##### DATA SECTION #####

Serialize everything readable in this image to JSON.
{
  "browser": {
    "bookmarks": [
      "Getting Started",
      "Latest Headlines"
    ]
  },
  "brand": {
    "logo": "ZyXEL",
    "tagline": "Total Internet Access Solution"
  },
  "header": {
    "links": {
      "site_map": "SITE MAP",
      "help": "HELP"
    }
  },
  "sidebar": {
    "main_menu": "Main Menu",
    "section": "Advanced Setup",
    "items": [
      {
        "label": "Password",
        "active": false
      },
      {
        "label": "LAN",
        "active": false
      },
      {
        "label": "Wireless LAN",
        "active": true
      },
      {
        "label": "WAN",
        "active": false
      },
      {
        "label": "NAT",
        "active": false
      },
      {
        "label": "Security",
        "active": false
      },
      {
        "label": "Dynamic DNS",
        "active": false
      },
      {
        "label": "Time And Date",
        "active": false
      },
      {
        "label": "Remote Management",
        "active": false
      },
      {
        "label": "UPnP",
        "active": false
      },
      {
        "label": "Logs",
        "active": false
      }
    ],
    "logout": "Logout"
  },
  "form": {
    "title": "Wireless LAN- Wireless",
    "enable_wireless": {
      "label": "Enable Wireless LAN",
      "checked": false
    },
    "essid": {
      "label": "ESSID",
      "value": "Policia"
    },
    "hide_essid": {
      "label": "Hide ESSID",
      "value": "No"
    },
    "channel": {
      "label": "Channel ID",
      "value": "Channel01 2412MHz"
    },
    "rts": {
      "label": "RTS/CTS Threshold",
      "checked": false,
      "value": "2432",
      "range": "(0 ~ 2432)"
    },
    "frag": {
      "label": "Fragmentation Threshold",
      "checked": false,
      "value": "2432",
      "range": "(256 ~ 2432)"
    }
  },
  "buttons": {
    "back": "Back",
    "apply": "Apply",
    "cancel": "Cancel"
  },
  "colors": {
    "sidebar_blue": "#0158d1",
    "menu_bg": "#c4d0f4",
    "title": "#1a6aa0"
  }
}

#####

● **BRIEF**
Collect from the data above every line that includes "title".

● **EXERCISE OUTPUT**
    "title": "Wireless LAN- Wireless",
    "title": "#1a6aa0"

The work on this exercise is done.